--- start WORKING DATA ---

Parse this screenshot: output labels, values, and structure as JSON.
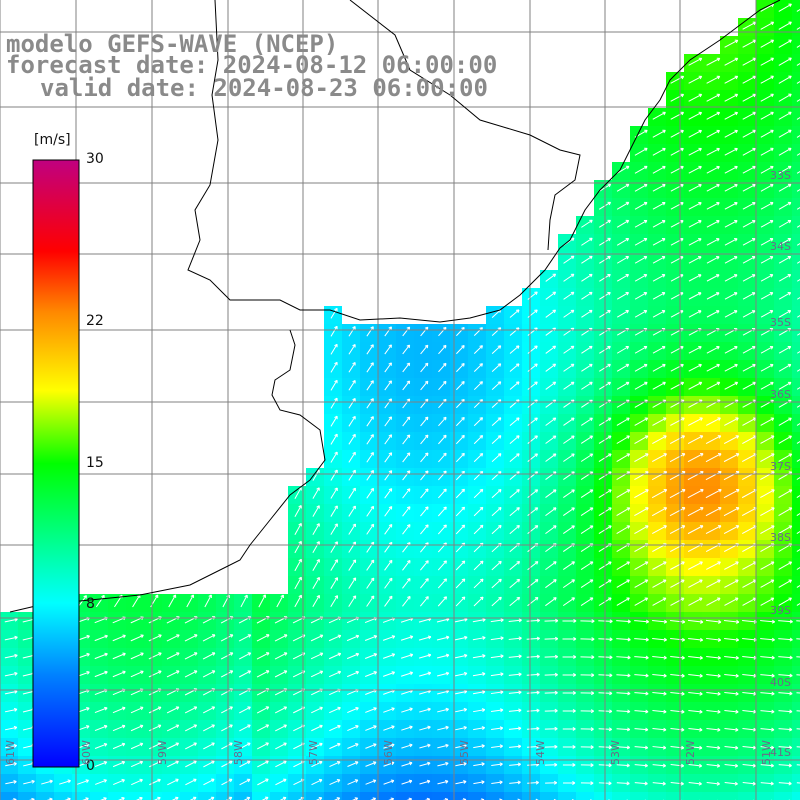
{
  "header": {
    "line1": "modelo GEFS-WAVE (NCEP)",
    "line2": "forecast date: 2024-08-12 06:00:00",
    "line3": "valid date: 2024-08-23 06:00:00"
  },
  "colorbar": {
    "unit": "[m/s]",
    "ticks": [
      {
        "label": "30",
        "value": 30
      },
      {
        "label": "22",
        "value": 22
      },
      {
        "label": "15",
        "value": 15
      },
      {
        "label": "8",
        "value": 8
      },
      {
        "label": "0",
        "value": 0
      }
    ],
    "min": 0,
    "max": 30,
    "colors": [
      "#0000ff",
      "#0090ff",
      "#00ffff",
      "#00ff00",
      "#ffff00",
      "#ff8800",
      "#ff0000",
      "#c00080"
    ]
  },
  "lon_labels": [
    "61W",
    "60W",
    "59W",
    "58W",
    "57W",
    "56W",
    "55W",
    "54W",
    "53W",
    "52W",
    "51W"
  ],
  "lat_labels": [
    "33S",
    "34S",
    "35S",
    "36S",
    "37S",
    "38S",
    "39S",
    "40S",
    "41S"
  ],
  "legend_colors": {
    "land": "#ffffff",
    "grid": "#808080",
    "arrow": "#ffffff",
    "coast": "#000000"
  }
}
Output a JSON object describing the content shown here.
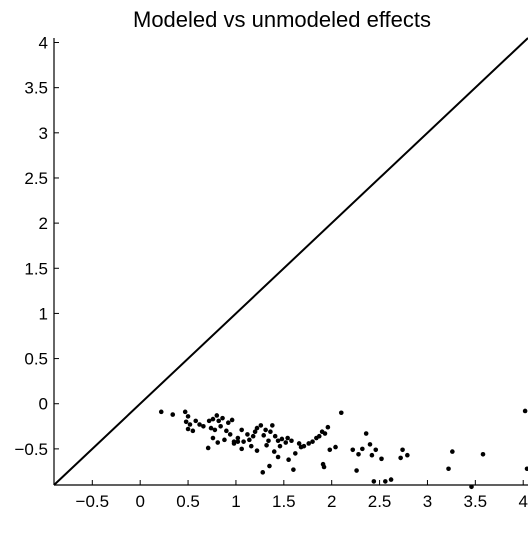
{
  "chart_data": {
    "type": "scatter",
    "title": "Modeled vs unmodeled effects",
    "xlabel": "",
    "ylabel": "",
    "xlim": [
      -0.9,
      4.05
    ],
    "ylim": [
      -0.9,
      4.05
    ],
    "xticks": [
      -0.5,
      0,
      0.5,
      1,
      1.5,
      2,
      2.5,
      3,
      3.5,
      4
    ],
    "xtick_labels": [
      "−0.5",
      "0",
      "0.5",
      "1",
      "1.5",
      "2",
      "2.5",
      "3",
      "3.5",
      "4"
    ],
    "yticks": [
      -0.5,
      0,
      0.5,
      1,
      1.5,
      2,
      2.5,
      3,
      3.5,
      4
    ],
    "ytick_labels": [
      "−0.5",
      "0",
      "0.5",
      "1",
      "1.5",
      "2",
      "2.5",
      "3",
      "3.5",
      "4"
    ],
    "grid": false,
    "reference_line": {
      "type": "identity",
      "x": [
        -0.9,
        4.05
      ],
      "y": [
        -0.9,
        4.05
      ]
    },
    "points": [
      [
        0.22,
        -0.09
      ],
      [
        0.34,
        -0.12
      ],
      [
        0.47,
        -0.09
      ],
      [
        0.5,
        -0.14
      ],
      [
        0.48,
        -0.2
      ],
      [
        0.52,
        -0.23
      ],
      [
        0.58,
        -0.19
      ],
      [
        0.62,
        -0.23
      ],
      [
        0.5,
        -0.28
      ],
      [
        0.55,
        -0.3
      ],
      [
        0.66,
        -0.25
      ],
      [
        0.72,
        -0.19
      ],
      [
        0.76,
        -0.17
      ],
      [
        0.8,
        -0.13
      ],
      [
        0.82,
        -0.19
      ],
      [
        0.86,
        -0.16
      ],
      [
        0.92,
        -0.21
      ],
      [
        0.96,
        -0.18
      ],
      [
        0.74,
        -0.27
      ],
      [
        0.78,
        -0.29
      ],
      [
        0.84,
        -0.25
      ],
      [
        0.9,
        -0.3
      ],
      [
        0.76,
        -0.38
      ],
      [
        0.71,
        -0.49
      ],
      [
        0.81,
        -0.43
      ],
      [
        0.88,
        -0.4
      ],
      [
        0.94,
        -0.34
      ],
      [
        0.98,
        -0.42
      ],
      [
        1.02,
        -0.38
      ],
      [
        1.06,
        -0.29
      ],
      [
        1.08,
        -0.42
      ],
      [
        1.12,
        -0.34
      ],
      [
        1.14,
        -0.4
      ],
      [
        1.18,
        -0.36
      ],
      [
        1.2,
        -0.31
      ],
      [
        1.22,
        -0.27
      ],
      [
        1.26,
        -0.24
      ],
      [
        1.29,
        -0.35
      ],
      [
        1.31,
        -0.29
      ],
      [
        1.34,
        -0.41
      ],
      [
        1.36,
        -0.31
      ],
      [
        1.38,
        -0.24
      ],
      [
        1.41,
        -0.36
      ],
      [
        1.44,
        -0.41
      ],
      [
        1.46,
        -0.47
      ],
      [
        1.48,
        -0.39
      ],
      [
        1.52,
        -0.43
      ],
      [
        1.54,
        -0.38
      ],
      [
        1.58,
        -0.41
      ],
      [
        1.62,
        -0.55
      ],
      [
        1.66,
        -0.44
      ],
      [
        1.71,
        -0.47
      ],
      [
        1.76,
        -0.44
      ],
      [
        1.8,
        -0.42
      ],
      [
        1.84,
        -0.38
      ],
      [
        1.87,
        -0.36
      ],
      [
        1.9,
        -0.31
      ],
      [
        1.93,
        -0.33
      ],
      [
        1.96,
        -0.26
      ],
      [
        1.98,
        -0.51
      ],
      [
        2.04,
        -0.48
      ],
      [
        2.1,
        -0.1
      ],
      [
        1.06,
        -0.5
      ],
      [
        1.16,
        -0.47
      ],
      [
        1.22,
        -0.52
      ],
      [
        1.28,
        -0.76
      ],
      [
        1.35,
        -0.69
      ],
      [
        1.44,
        -0.59
      ],
      [
        1.55,
        -0.62
      ],
      [
        1.6,
        -0.73
      ],
      [
        1.91,
        -0.67
      ],
      [
        1.92,
        -0.7
      ],
      [
        2.22,
        -0.51
      ],
      [
        2.26,
        -0.74
      ],
      [
        2.28,
        -0.56
      ],
      [
        2.32,
        -0.5
      ],
      [
        2.36,
        -0.33
      ],
      [
        2.4,
        -0.45
      ],
      [
        2.42,
        -0.57
      ],
      [
        2.46,
        -0.51
      ],
      [
        2.52,
        -0.61
      ],
      [
        2.56,
        -0.86
      ],
      [
        2.62,
        -0.84
      ],
      [
        2.72,
        -0.6
      ],
      [
        2.74,
        -0.51
      ],
      [
        2.79,
        -0.57
      ],
      [
        3.22,
        -0.72
      ],
      [
        3.26,
        -0.53
      ],
      [
        3.46,
        -0.92
      ],
      [
        3.58,
        -0.56
      ],
      [
        4.02,
        -0.08
      ],
      [
        4.04,
        -0.72
      ],
      [
        0.98,
        -0.44
      ],
      [
        1.02,
        -0.42
      ],
      [
        1.32,
        -0.46
      ],
      [
        1.4,
        -0.53
      ],
      [
        1.68,
        -0.48
      ],
      [
        2.44,
        -0.86
      ]
    ]
  }
}
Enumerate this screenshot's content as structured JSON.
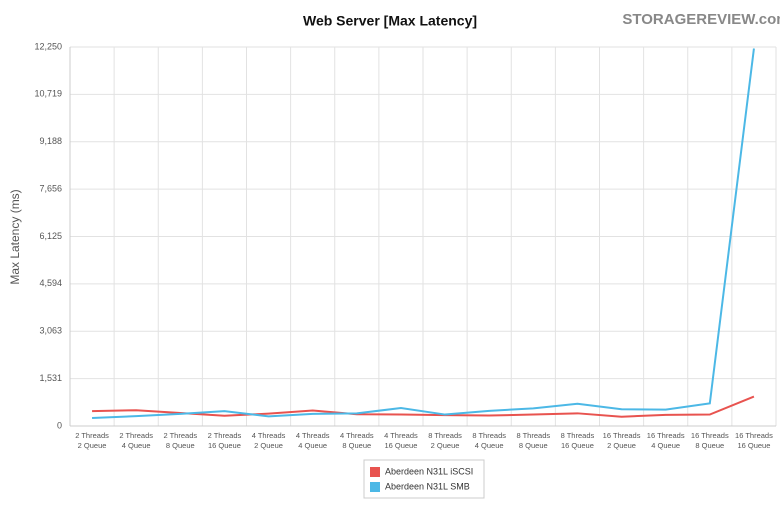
{
  "logo": "STORAGEREVIEW.com",
  "chart_data": {
    "type": "line",
    "title": "Web Server [Max Latency]",
    "y_label": "Max Latency (ms)",
    "categories": [
      [
        "2 Threads",
        "2 Queue"
      ],
      [
        "2 Threads",
        "4 Queue"
      ],
      [
        "2 Threads",
        "8 Queue"
      ],
      [
        "2 Threads",
        "16 Queue"
      ],
      [
        "4 Threads",
        "2 Queue"
      ],
      [
        "4 Threads",
        "4 Queue"
      ],
      [
        "4 Threads",
        "8 Queue"
      ],
      [
        "4 Threads",
        "16 Queue"
      ],
      [
        "8 Threads",
        "2 Queue"
      ],
      [
        "8 Threads",
        "4 Queue"
      ],
      [
        "8 Threads",
        "8 Queue"
      ],
      [
        "8 Threads",
        "16 Queue"
      ],
      [
        "16 Threads",
        "2 Queue"
      ],
      [
        "16 Threads",
        "4 Queue"
      ],
      [
        "16 Threads",
        "8 Queue"
      ],
      [
        "16 Threads",
        "16 Queue"
      ]
    ],
    "series": [
      {
        "name": "Aberdeen N31L iSCSI",
        "color": "#e8534f",
        "values": [
          480,
          510,
          420,
          330,
          400,
          500,
          380,
          370,
          350,
          340,
          370,
          410,
          300,
          360,
          370,
          950
        ]
      },
      {
        "name": "Aberdeen N31L SMB",
        "color": "#4cb8e6",
        "values": [
          260,
          320,
          390,
          480,
          310,
          390,
          410,
          580,
          370,
          490,
          570,
          720,
          540,
          530,
          730,
          12200
        ]
      }
    ],
    "ylim": [
      0,
      12250
    ],
    "yticks": [
      0,
      {
        "value": 1531,
        "label": "1,531"
      },
      {
        "value": 3063,
        "label": "3,063"
      },
      {
        "value": 4594,
        "label": "4,594"
      },
      {
        "value": 6125,
        "label": "6,125"
      },
      {
        "value": 7656,
        "label": "7,656"
      },
      {
        "value": 9188,
        "label": "9,188"
      },
      {
        "value": 10719,
        "label": "10,719"
      },
      {
        "value": 12250,
        "label": "12,250"
      }
    ],
    "grid": true
  }
}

--- end WORKING DATA ---

◆ **WHAT YOU WILL DO**:
Find all lines where the word "name" appears. Copy them.

◆ **THE COMPLETED TASK**:
        "name": "Aberdeen N31L iSCSI",
        "name": "Aberdeen N31L SMB",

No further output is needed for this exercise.